TASK DETAILS ▸ Wherever the word "Test" appears in the entries, copy the whole line.

[Figure contents as structured data]
● ● ● ● ● ● ●
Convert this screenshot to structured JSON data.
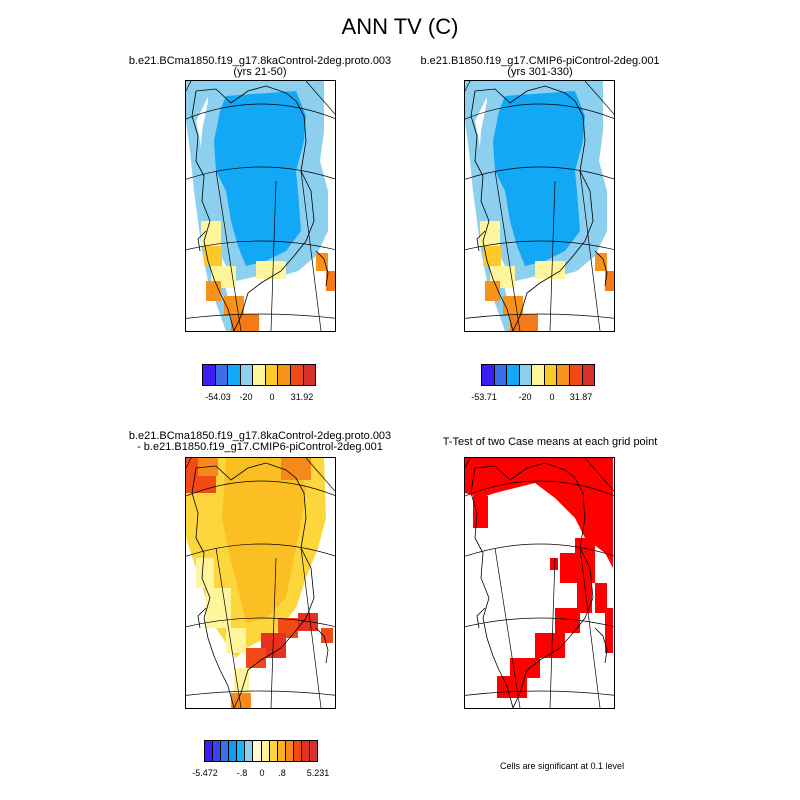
{
  "title": "ANN TV (C)",
  "panels": [
    {
      "id": "p1",
      "title_line1": "b.e21.BCma1850.f19_g17.8kaControl-2deg.proto.003",
      "title_line2": "(yrs 21-50)"
    },
    {
      "id": "p2",
      "title_line1": "b.e21.B1850.f19_g17.CMIP6-piControl-2deg.001",
      "title_line2": "(yrs 301-330)"
    },
    {
      "id": "p3",
      "title_line1": "b.e21.BCma1850.f19_g17.8kaControl-2deg.proto.003",
      "title_line2": "- b.e21.B1850.f19_g17.CMIP6-piControl-2deg.001"
    },
    {
      "id": "p4",
      "title_line1": "T-Test of two Case means at each grid point",
      "title_line2": ""
    }
  ],
  "colorbars": [
    {
      "id": "cb1",
      "colors": [
        "#3b1ff2",
        "#3a6fe8",
        "#12a8f5",
        "#8ccfef",
        "#fff59d",
        "#fcc92a",
        "#f7921a",
        "#f24a16",
        "#d8302a"
      ],
      "labels": [
        "-54.03",
        "-20",
        "0",
        "31.92"
      ]
    },
    {
      "id": "cb2",
      "colors": [
        "#3b1ff2",
        "#3a6fe8",
        "#12a8f5",
        "#8ccfef",
        "#fff59d",
        "#fcc92a",
        "#f7921a",
        "#f24a16",
        "#d8302a"
      ],
      "labels": [
        "-53.71",
        "-20",
        "0",
        "31.87"
      ]
    },
    {
      "id": "cb3",
      "colors": [
        "#3b1ff2",
        "#3a45f0",
        "#3a72e8",
        "#1598f2",
        "#19b4f5",
        "#8ccfef",
        "#fffbd0",
        "#fff59d",
        "#fcd63a",
        "#fbb024",
        "#f7891a",
        "#f24a16",
        "#e83020",
        "#d8302a"
      ],
      "labels": [
        "-5.472",
        "-.8",
        "0",
        ".8",
        "5.231"
      ]
    }
  ],
  "footnote": "Cells are significant at 0.1 level",
  "chart_data": [
    {
      "type": "heatmap",
      "panel": "p1",
      "map_region": "Greenland",
      "title": "b.e21.BCma1850.f19_g17.8kaControl-2deg.proto.003 (yrs 21-50)",
      "legend_labels": [
        "-54.03",
        "-20",
        "0",
        "31.92"
      ],
      "value_range": [
        -54.03,
        31.92
      ]
    },
    {
      "type": "heatmap",
      "panel": "p2",
      "map_region": "Greenland",
      "title": "b.e21.B1850.f19_g17.CMIP6-piControl-2deg.001 (yrs 301-330)",
      "legend_labels": [
        "-53.71",
        "-20",
        "0",
        "31.87"
      ],
      "value_range": [
        -53.71,
        31.87
      ]
    },
    {
      "type": "heatmap",
      "panel": "p3",
      "map_region": "Greenland",
      "title": "b.e21.BCma1850.f19_g17.8kaControl-2deg.proto.003 - b.e21.B1850.f19_g17.CMIP6-piControl-2deg.001",
      "legend_labels": [
        "-5.472",
        "-.8",
        "0",
        ".8",
        "5.231"
      ],
      "value_range": [
        -5.472,
        5.231
      ]
    },
    {
      "type": "heatmap",
      "panel": "p4",
      "map_region": "Greenland",
      "title": "T-Test of two Case means at each grid point",
      "annotation": "Cells are significant at 0.1 level"
    }
  ]
}
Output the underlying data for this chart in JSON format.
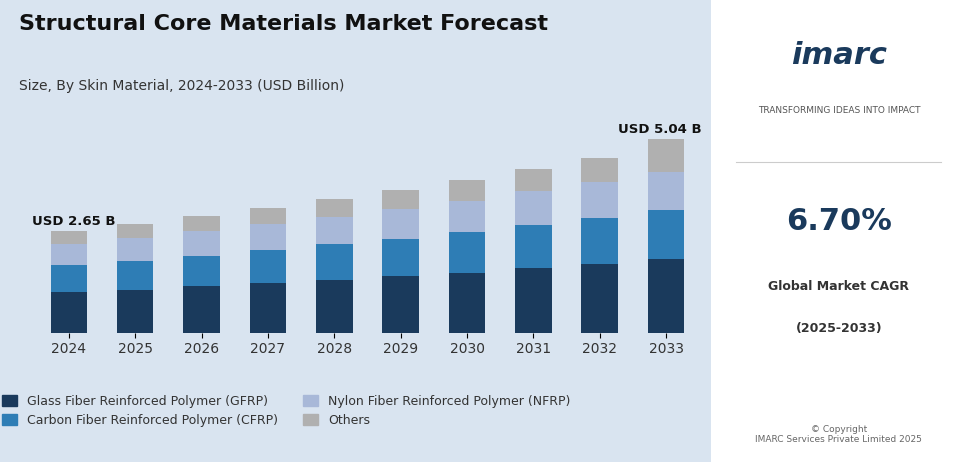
{
  "title": "Structural Core Materials Market Forecast",
  "subtitle": "Size, By Skin Material, 2024-2033 (USD Billion)",
  "years": [
    2024,
    2025,
    2026,
    2027,
    2028,
    2029,
    2030,
    2031,
    2032,
    2033
  ],
  "label_2024": "USD 2.65 B",
  "label_2033": "USD 5.04 B",
  "segments": [
    "Glass Fiber Reinforced Polymer (GFRP)",
    "Carbon Fiber Reinforced Polymer (CFRP)",
    "Nylon Fiber Reinforced Polymer (NFRP)",
    "Others"
  ],
  "colors": [
    "#1a3a5c",
    "#2e7db5",
    "#a8b8d8",
    "#b0b0b0"
  ],
  "data": {
    "GFRP": [
      1.05,
      1.12,
      1.2,
      1.28,
      1.37,
      1.46,
      1.56,
      1.67,
      1.78,
      1.9
    ],
    "CFRP": [
      0.7,
      0.75,
      0.8,
      0.86,
      0.92,
      0.98,
      1.05,
      1.12,
      1.2,
      1.28
    ],
    "NFRP": [
      0.55,
      0.59,
      0.63,
      0.67,
      0.72,
      0.77,
      0.82,
      0.88,
      0.94,
      1.0
    ],
    "Others": [
      0.35,
      0.37,
      0.4,
      0.43,
      0.46,
      0.49,
      0.53,
      0.57,
      0.61,
      0.86
    ]
  },
  "background_color": "#d9e4f0",
  "bar_width": 0.55,
  "ylim": [
    0,
    6.0
  ],
  "figsize": [
    9.67,
    4.62
  ],
  "dpi": 100,
  "legend_colors": [
    "#1a3a5c",
    "#2e7db5",
    "#a8b8d8",
    "#b0b0b0"
  ]
}
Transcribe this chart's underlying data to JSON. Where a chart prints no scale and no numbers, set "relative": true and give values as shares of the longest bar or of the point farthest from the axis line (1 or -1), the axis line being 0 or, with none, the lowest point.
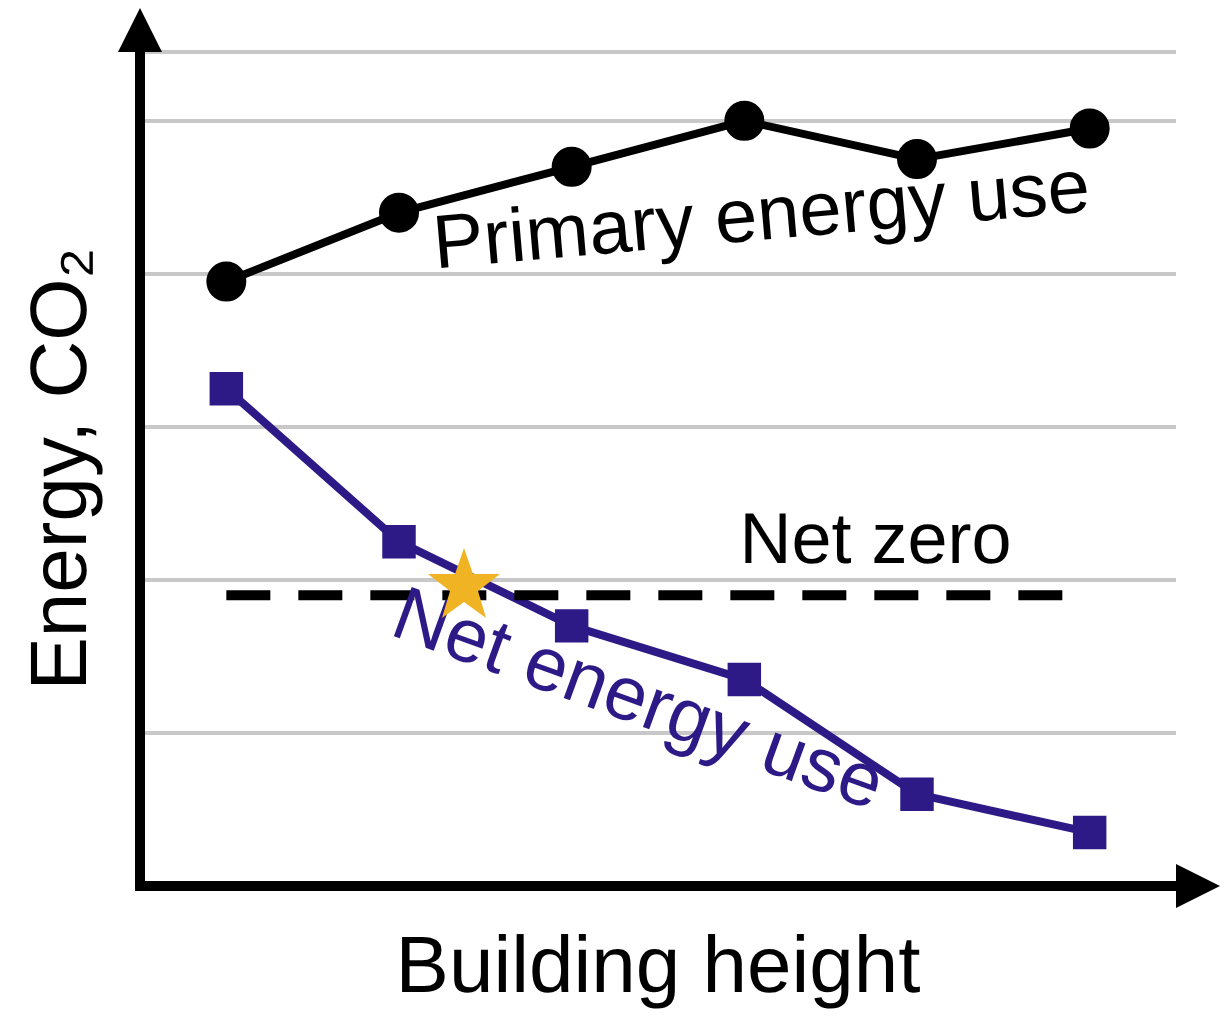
{
  "chart_data": {
    "type": "line",
    "relative": true,
    "xlabel": "Building height",
    "ylabel": "Energy, CO₂",
    "categories": [
      null,
      null,
      null,
      null,
      null,
      null
    ],
    "grid": "y",
    "legend": false,
    "series": [
      {
        "name": "Primary energy use",
        "color": "#000000",
        "marker": "circle",
        "values": [
          0.79,
          0.88,
          0.94,
          1.0,
          0.95,
          0.99
        ]
      },
      {
        "name": "Net energy use",
        "color": "#2e1a87",
        "marker": "square",
        "values": [
          0.65,
          0.45,
          0.34,
          0.27,
          0.12,
          0.07
        ]
      }
    ],
    "ref_lines": [
      {
        "axis": "y",
        "value": 0.38,
        "label": "Net zero",
        "color": "#000000",
        "line_style": "dashed"
      }
    ]
  }
}
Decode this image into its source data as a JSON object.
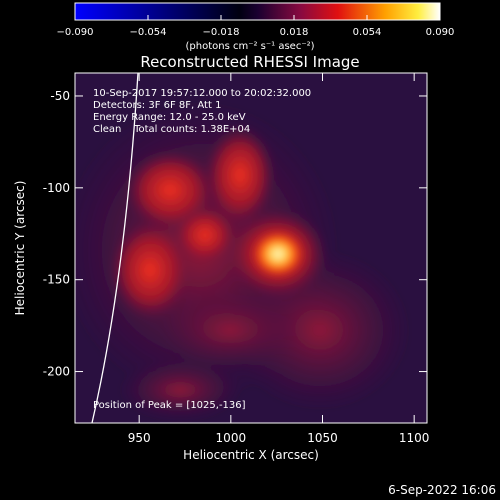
{
  "chart_data": {
    "type": "image",
    "title": "Reconstructed RHESSI Image",
    "xlabel": "Heliocentric X (arcsec)",
    "ylabel": "Heliocentric Y (arcsec)",
    "xlim": [
      915,
      1107
    ],
    "xticks": [
      950,
      1000,
      1050,
      1100
    ],
    "ylim": [
      -228,
      -37.5
    ],
    "yticks": [
      -50,
      -100,
      -150,
      -200
    ],
    "colorbar": {
      "label": "(photons cm⁻² s⁻¹ asec⁻²)",
      "lim": [
        -0.09,
        0.09
      ],
      "ticks": [
        {
          "value": -0.09,
          "label": "−0.090"
        },
        {
          "value": -0.054,
          "label": "−0.054"
        },
        {
          "value": -0.018,
          "label": "−0.018"
        },
        {
          "value": 0.018,
          "label": "0.018"
        },
        {
          "value": 0.054,
          "label": "0.054"
        },
        {
          "value": 0.09,
          "label": "0.090"
        }
      ]
    },
    "annotations": [
      "10-Sep-2017 19:57:12.000 to 20:02:32.000",
      "Detectors: 3F 6F 8F, Att 1",
      "Energy Range: 12.0 - 25.0 keV",
      "Clean    Total counts: 1.38E+04"
    ],
    "peak_label": "Position of Peak = [1025,-136]",
    "footer": "6-Sep-2022 16:06"
  }
}
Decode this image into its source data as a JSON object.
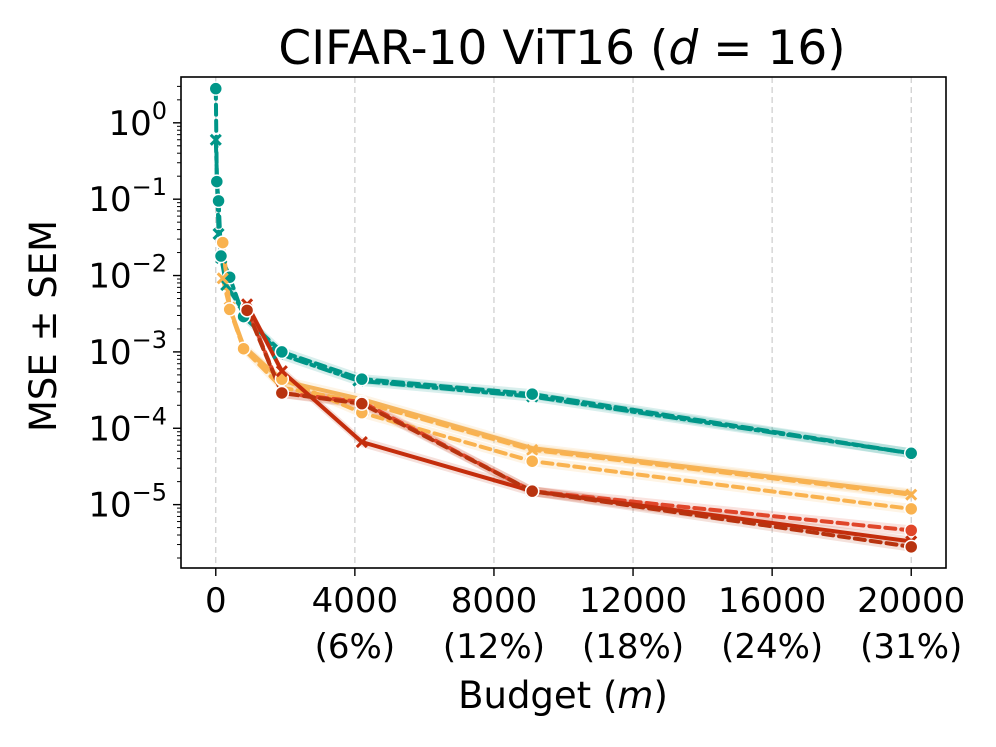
{
  "chart_data": {
    "type": "line",
    "title_prefix": "CIFAR-10 ViT16 (",
    "title_var": "d",
    "title_eq": " = 16)",
    "xlabel_prefix": "Budget (",
    "xlabel_var": "m",
    "xlabel_suffix": ")",
    "ylabel": "MSE ± SEM",
    "xscale": "linear",
    "yscale": "log",
    "xlim": [
      -1000,
      21000
    ],
    "ylim_log10": [
      -5.83,
      0.6
    ],
    "grid": "x-only dashed",
    "x_ticks": [
      {
        "value": 0,
        "label": "0",
        "pct": ""
      },
      {
        "value": 4000,
        "label": "4000",
        "pct": "(6%)"
      },
      {
        "value": 8000,
        "label": "8000",
        "pct": "(12%)"
      },
      {
        "value": 12000,
        "label": "12000",
        "pct": "(18%)"
      },
      {
        "value": 16000,
        "label": "16000",
        "pct": "(24%)"
      },
      {
        "value": 20000,
        "label": "20000",
        "pct": "(31%)"
      }
    ],
    "y_ticks": [
      {
        "exp": 0,
        "base": "10",
        "sup": "0"
      },
      {
        "exp": -1,
        "base": "10",
        "sup": "−1"
      },
      {
        "exp": -2,
        "base": "10",
        "sup": "−2"
      },
      {
        "exp": -3,
        "base": "10",
        "sup": "−3"
      },
      {
        "exp": -4,
        "base": "10",
        "sup": "−4"
      },
      {
        "exp": -5,
        "base": "10",
        "sup": "−5"
      }
    ],
    "series": [
      {
        "name": "teal dash-dot",
        "color": "#009688",
        "dash": "12,5,3,5",
        "marker": "x",
        "band": true,
        "x": [
          0,
          80,
          160,
          300,
          800,
          1800,
          4100,
          9100,
          20000
        ],
        "y": [
          0.6,
          0.035,
          0.017,
          0.0075,
          0.0034,
          0.00095,
          0.00042,
          0.00026,
          4.7e-05
        ]
      },
      {
        "name": "teal dashed",
        "color": "#009688",
        "dash": "10,6",
        "marker": "o",
        "band": true,
        "x": [
          0,
          30,
          80,
          150,
          400,
          800,
          1900,
          4200,
          9100,
          20000
        ],
        "y": [
          2.8,
          0.17,
          0.095,
          0.018,
          0.0095,
          0.0029,
          0.001,
          0.00044,
          0.00028,
          4.7e-05
        ]
      },
      {
        "name": "orange solid",
        "color": "#f4b35a",
        "dash": "",
        "marker": "none",
        "band": true,
        "x": [
          200,
          400,
          800,
          1900,
          4200,
          9100,
          20000
        ],
        "y": [
          0.028,
          0.0038,
          0.0012,
          0.00042,
          0.00024,
          5.5e-05,
          1.4e-05
        ]
      },
      {
        "name": "orange dashed x",
        "color": "#f9b24f",
        "dash": "10,6",
        "marker": "x",
        "band": true,
        "x": [
          200,
          400,
          800,
          1900,
          4200,
          9100,
          20000
        ],
        "y": [
          0.0092,
          0.0038,
          0.0011,
          0.00034,
          0.00022,
          5.2e-05,
          1.35e-05
        ]
      },
      {
        "name": "orange dashed o",
        "color": "#f9b24f",
        "dash": "10,6",
        "marker": "o",
        "band": true,
        "x": [
          200,
          400,
          800,
          1900,
          4200,
          9100,
          20000
        ],
        "y": [
          0.027,
          0.0036,
          0.0011,
          0.00044,
          0.00016,
          3.7e-05,
          8.8e-06
        ]
      },
      {
        "name": "red dashed o",
        "color": "#e0462a",
        "dash": "10,6",
        "marker": "o",
        "band": true,
        "x": [
          900,
          1900,
          4200,
          9100,
          20000
        ],
        "y": [
          0.0038,
          0.00029,
          0.00022,
          1.5e-05,
          4.6e-06
        ]
      },
      {
        "name": "red solid x",
        "color": "#c42d0c",
        "dash": "",
        "marker": "x",
        "band": true,
        "x": [
          900,
          1900,
          4200,
          9100,
          20000
        ],
        "y": [
          0.0042,
          0.00056,
          6.6e-05,
          1.5e-05,
          3.3e-06
        ]
      },
      {
        "name": "dark red dashed o",
        "color": "#b8330f",
        "dash": "10,6",
        "marker": "o",
        "band": true,
        "x": [
          900,
          1900,
          4200,
          9100,
          20000
        ],
        "y": [
          0.0035,
          0.00029,
          0.00021,
          1.5e-05,
          2.8e-06
        ]
      }
    ]
  }
}
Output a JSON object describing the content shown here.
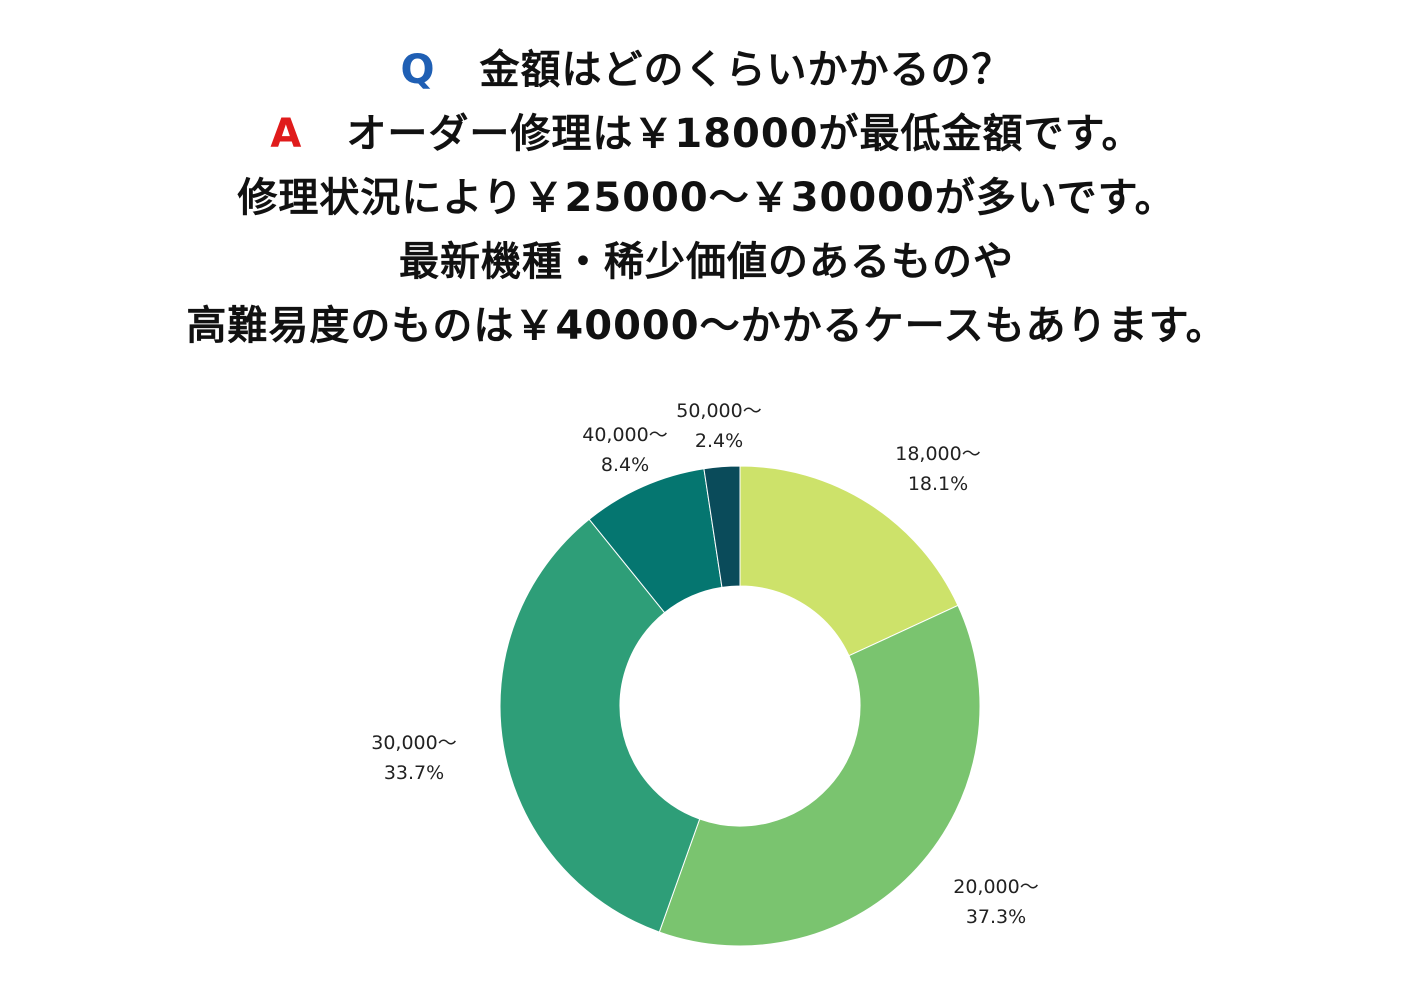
{
  "header": {
    "q_marker": "Q",
    "q_text": "金額はどのくらいかかるの？",
    "a_marker": "A",
    "a_text": "オーダー修理は￥18000が最低金額です。",
    "lines": [
      "修理状況により￥25000〜￥30000が多いです。",
      "最新機種・稀少価値のあるものや",
      "高難易度のものは￥40000〜かかるケースもあります。"
    ],
    "q_color": "#1f5fb4",
    "a_color": "#e01b1b"
  },
  "chart_data": {
    "type": "pie",
    "donut": true,
    "title": "",
    "slices": [
      {
        "label": "18,000〜",
        "value": 18.1,
        "value_label": "18.1%",
        "color": "#cde26a"
      },
      {
        "label": "20,000〜",
        "value": 37.3,
        "value_label": "37.3%",
        "color": "#7ac46f"
      },
      {
        "label": "30,000〜",
        "value": 33.7,
        "value_label": "33.7%",
        "color": "#2e9e78"
      },
      {
        "label": "40,000〜",
        "value": 8.4,
        "value_label": "8.4%",
        "color": "#057670"
      },
      {
        "label": "50,000〜",
        "value": 2.4,
        "value_label": "2.4%",
        "color": "#0a4b5a"
      }
    ]
  }
}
● ● ● ● ● ● ●
FINAL ANSWER ▸
      "title_line1": "T-Test of two Case means at each grid point",
      "title": "T-Test of two Case means at each grid point",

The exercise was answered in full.